RECORDS FOR THIS EXERCISE:

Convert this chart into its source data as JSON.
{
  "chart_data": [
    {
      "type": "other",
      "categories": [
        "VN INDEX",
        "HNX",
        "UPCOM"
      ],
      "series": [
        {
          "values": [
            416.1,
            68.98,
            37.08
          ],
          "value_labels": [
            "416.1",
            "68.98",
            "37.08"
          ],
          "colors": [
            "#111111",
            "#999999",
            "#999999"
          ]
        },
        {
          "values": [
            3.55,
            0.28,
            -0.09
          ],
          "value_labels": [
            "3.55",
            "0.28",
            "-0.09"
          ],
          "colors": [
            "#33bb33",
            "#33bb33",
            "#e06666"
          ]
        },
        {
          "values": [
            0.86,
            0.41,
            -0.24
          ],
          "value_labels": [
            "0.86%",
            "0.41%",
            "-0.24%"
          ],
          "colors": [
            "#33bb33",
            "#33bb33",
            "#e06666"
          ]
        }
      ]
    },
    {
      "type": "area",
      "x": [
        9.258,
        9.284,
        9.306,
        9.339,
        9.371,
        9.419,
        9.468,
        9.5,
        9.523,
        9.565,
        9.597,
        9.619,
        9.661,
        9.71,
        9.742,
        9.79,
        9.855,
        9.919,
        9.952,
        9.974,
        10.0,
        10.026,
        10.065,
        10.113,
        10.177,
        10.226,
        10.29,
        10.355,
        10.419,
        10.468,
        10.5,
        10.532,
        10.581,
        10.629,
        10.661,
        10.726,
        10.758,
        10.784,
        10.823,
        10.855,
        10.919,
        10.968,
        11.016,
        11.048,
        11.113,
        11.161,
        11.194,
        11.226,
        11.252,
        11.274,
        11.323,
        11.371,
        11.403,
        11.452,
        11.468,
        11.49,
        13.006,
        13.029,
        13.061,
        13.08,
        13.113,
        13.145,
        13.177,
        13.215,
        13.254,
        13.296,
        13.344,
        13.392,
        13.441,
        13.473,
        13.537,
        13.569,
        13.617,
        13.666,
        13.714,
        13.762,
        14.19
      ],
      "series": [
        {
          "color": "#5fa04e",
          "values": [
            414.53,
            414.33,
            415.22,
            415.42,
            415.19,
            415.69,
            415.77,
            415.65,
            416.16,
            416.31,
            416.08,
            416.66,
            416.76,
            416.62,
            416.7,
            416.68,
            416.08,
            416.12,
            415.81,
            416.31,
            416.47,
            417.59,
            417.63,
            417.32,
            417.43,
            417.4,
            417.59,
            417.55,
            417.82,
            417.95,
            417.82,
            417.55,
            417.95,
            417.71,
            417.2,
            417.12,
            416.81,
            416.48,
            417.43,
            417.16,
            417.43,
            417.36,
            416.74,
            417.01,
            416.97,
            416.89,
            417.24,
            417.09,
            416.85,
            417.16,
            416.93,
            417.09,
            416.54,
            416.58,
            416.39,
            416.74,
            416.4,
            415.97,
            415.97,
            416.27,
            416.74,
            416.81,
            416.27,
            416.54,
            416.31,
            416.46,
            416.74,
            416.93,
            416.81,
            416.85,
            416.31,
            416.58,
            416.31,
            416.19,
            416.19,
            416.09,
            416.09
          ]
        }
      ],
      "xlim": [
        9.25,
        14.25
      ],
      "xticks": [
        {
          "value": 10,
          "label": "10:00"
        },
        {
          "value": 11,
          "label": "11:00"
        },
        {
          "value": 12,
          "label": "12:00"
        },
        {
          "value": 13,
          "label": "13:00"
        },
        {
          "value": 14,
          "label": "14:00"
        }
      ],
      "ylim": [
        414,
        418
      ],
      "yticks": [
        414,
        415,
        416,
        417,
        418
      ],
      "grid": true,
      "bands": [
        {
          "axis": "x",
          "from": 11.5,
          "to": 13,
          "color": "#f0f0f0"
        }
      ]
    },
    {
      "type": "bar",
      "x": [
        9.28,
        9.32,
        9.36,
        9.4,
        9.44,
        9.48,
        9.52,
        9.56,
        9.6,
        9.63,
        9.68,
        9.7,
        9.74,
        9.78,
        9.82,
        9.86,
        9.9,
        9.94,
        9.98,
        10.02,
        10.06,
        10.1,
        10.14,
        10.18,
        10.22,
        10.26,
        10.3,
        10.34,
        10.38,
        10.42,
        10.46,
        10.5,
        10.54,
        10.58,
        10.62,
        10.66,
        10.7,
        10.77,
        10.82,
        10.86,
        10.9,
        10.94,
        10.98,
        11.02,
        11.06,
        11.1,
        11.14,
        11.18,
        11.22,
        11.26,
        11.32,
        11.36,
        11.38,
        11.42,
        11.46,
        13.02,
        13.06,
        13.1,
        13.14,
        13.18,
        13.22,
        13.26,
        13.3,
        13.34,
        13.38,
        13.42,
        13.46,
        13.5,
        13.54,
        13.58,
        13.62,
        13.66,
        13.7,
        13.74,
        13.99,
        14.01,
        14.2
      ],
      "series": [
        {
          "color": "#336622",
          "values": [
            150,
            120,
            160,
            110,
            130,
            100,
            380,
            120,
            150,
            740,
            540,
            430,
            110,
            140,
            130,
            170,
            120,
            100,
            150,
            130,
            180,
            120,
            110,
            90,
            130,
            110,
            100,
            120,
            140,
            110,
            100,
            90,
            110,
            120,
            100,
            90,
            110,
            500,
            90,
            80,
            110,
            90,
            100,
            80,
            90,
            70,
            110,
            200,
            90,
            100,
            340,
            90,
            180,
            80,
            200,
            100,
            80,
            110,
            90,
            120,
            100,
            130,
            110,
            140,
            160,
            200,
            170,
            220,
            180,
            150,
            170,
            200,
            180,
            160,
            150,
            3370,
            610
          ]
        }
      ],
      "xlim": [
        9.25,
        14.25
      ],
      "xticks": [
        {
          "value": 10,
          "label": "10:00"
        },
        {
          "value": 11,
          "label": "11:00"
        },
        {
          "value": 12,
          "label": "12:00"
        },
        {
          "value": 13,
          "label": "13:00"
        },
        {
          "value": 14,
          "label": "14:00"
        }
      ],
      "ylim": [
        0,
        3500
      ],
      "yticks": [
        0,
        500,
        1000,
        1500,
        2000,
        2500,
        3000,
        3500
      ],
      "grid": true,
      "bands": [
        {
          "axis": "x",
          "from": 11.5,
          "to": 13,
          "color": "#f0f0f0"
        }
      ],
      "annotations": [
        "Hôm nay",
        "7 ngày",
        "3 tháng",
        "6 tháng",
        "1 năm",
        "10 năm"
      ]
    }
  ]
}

TASK TO CARRY OUT: Repeat all of the records above exactly as written.

FULL RESPONSE:
Convert this chart into its source data as JSON.
{
  "chart_data": [
    {
      "type": "other",
      "categories": [
        "VN INDEX",
        "HNX",
        "UPCOM"
      ],
      "series": [
        {
          "values": [
            416.1,
            68.98,
            37.08
          ],
          "value_labels": [
            "416.1",
            "68.98",
            "37.08"
          ],
          "colors": [
            "#111111",
            "#999999",
            "#999999"
          ]
        },
        {
          "values": [
            3.55,
            0.28,
            -0.09
          ],
          "value_labels": [
            "3.55",
            "0.28",
            "-0.09"
          ],
          "colors": [
            "#33bb33",
            "#33bb33",
            "#e06666"
          ]
        },
        {
          "values": [
            0.86,
            0.41,
            -0.24
          ],
          "value_labels": [
            "0.86%",
            "0.41%",
            "-0.24%"
          ],
          "colors": [
            "#33bb33",
            "#33bb33",
            "#e06666"
          ]
        }
      ]
    },
    {
      "type": "area",
      "x": [
        9.258,
        9.284,
        9.306,
        9.339,
        9.371,
        9.419,
        9.468,
        9.5,
        9.523,
        9.565,
        9.597,
        9.619,
        9.661,
        9.71,
        9.742,
        9.79,
        9.855,
        9.919,
        9.952,
        9.974,
        10.0,
        10.026,
        10.065,
        10.113,
        10.177,
        10.226,
        10.29,
        10.355,
        10.419,
        10.468,
        10.5,
        10.532,
        10.581,
        10.629,
        10.661,
        10.726,
        10.758,
        10.784,
        10.823,
        10.855,
        10.919,
        10.968,
        11.016,
        11.048,
        11.113,
        11.161,
        11.194,
        11.226,
        11.252,
        11.274,
        11.323,
        11.371,
        11.403,
        11.452,
        11.468,
        11.49,
        13.006,
        13.029,
        13.061,
        13.08,
        13.113,
        13.145,
        13.177,
        13.215,
        13.254,
        13.296,
        13.344,
        13.392,
        13.441,
        13.473,
        13.537,
        13.569,
        13.617,
        13.666,
        13.714,
        13.762,
        14.19
      ],
      "series": [
        {
          "color": "#5fa04e",
          "values": [
            414.53,
            414.33,
            415.22,
            415.42,
            415.19,
            415.69,
            415.77,
            415.65,
            416.16,
            416.31,
            416.08,
            416.66,
            416.76,
            416.62,
            416.7,
            416.68,
            416.08,
            416.12,
            415.81,
            416.31,
            416.47,
            417.59,
            417.63,
            417.32,
            417.43,
            417.4,
            417.59,
            417.55,
            417.82,
            417.95,
            417.82,
            417.55,
            417.95,
            417.71,
            417.2,
            417.12,
            416.81,
            416.48,
            417.43,
            417.16,
            417.43,
            417.36,
            416.74,
            417.01,
            416.97,
            416.89,
            417.24,
            417.09,
            416.85,
            417.16,
            416.93,
            417.09,
            416.54,
            416.58,
            416.39,
            416.74,
            416.4,
            415.97,
            415.97,
            416.27,
            416.74,
            416.81,
            416.27,
            416.54,
            416.31,
            416.46,
            416.74,
            416.93,
            416.81,
            416.85,
            416.31,
            416.58,
            416.31,
            416.19,
            416.19,
            416.09,
            416.09
          ]
        }
      ],
      "xlim": [
        9.25,
        14.25
      ],
      "xticks": [
        {
          "value": 10,
          "label": "10:00"
        },
        {
          "value": 11,
          "label": "11:00"
        },
        {
          "value": 12,
          "label": "12:00"
        },
        {
          "value": 13,
          "label": "13:00"
        },
        {
          "value": 14,
          "label": "14:00"
        }
      ],
      "ylim": [
        414,
        418
      ],
      "yticks": [
        414,
        415,
        416,
        417,
        418
      ],
      "grid": true,
      "bands": [
        {
          "axis": "x",
          "from": 11.5,
          "to": 13,
          "color": "#f0f0f0"
        }
      ]
    },
    {
      "type": "bar",
      "x": [
        9.28,
        9.32,
        9.36,
        9.4,
        9.44,
        9.48,
        9.52,
        9.56,
        9.6,
        9.63,
        9.68,
        9.7,
        9.74,
        9.78,
        9.82,
        9.86,
        9.9,
        9.94,
        9.98,
        10.02,
        10.06,
        10.1,
        10.14,
        10.18,
        10.22,
        10.26,
        10.3,
        10.34,
        10.38,
        10.42,
        10.46,
        10.5,
        10.54,
        10.58,
        10.62,
        10.66,
        10.7,
        10.77,
        10.82,
        10.86,
        10.9,
        10.94,
        10.98,
        11.02,
        11.06,
        11.1,
        11.14,
        11.18,
        11.22,
        11.26,
        11.32,
        11.36,
        11.38,
        11.42,
        11.46,
        13.02,
        13.06,
        13.1,
        13.14,
        13.18,
        13.22,
        13.26,
        13.3,
        13.34,
        13.38,
        13.42,
        13.46,
        13.5,
        13.54,
        13.58,
        13.62,
        13.66,
        13.7,
        13.74,
        13.99,
        14.01,
        14.2
      ],
      "series": [
        {
          "color": "#336622",
          "values": [
            150,
            120,
            160,
            110,
            130,
            100,
            380,
            120,
            150,
            740,
            540,
            430,
            110,
            140,
            130,
            170,
            120,
            100,
            150,
            130,
            180,
            120,
            110,
            90,
            130,
            110,
            100,
            120,
            140,
            110,
            100,
            90,
            110,
            120,
            100,
            90,
            110,
            500,
            90,
            80,
            110,
            90,
            100,
            80,
            90,
            70,
            110,
            200,
            90,
            100,
            340,
            90,
            180,
            80,
            200,
            100,
            80,
            110,
            90,
            120,
            100,
            130,
            110,
            140,
            160,
            200,
            170,
            220,
            180,
            150,
            170,
            200,
            180,
            160,
            150,
            3370,
            610
          ]
        }
      ],
      "xlim": [
        9.25,
        14.25
      ],
      "xticks": [
        {
          "value": 10,
          "label": "10:00"
        },
        {
          "value": 11,
          "label": "11:00"
        },
        {
          "value": 12,
          "label": "12:00"
        },
        {
          "value": 13,
          "label": "13:00"
        },
        {
          "value": 14,
          "label": "14:00"
        }
      ],
      "ylim": [
        0,
        3500
      ],
      "yticks": [
        0,
        500,
        1000,
        1500,
        2000,
        2500,
        3000,
        3500
      ],
      "grid": true,
      "bands": [
        {
          "axis": "x",
          "from": 11.5,
          "to": 13,
          "color": "#f0f0f0"
        }
      ],
      "annotations": [
        "Hôm nay",
        "7 ngày",
        "3 tháng",
        "6 tháng",
        "1 năm",
        "10 năm"
      ]
    }
  ]
}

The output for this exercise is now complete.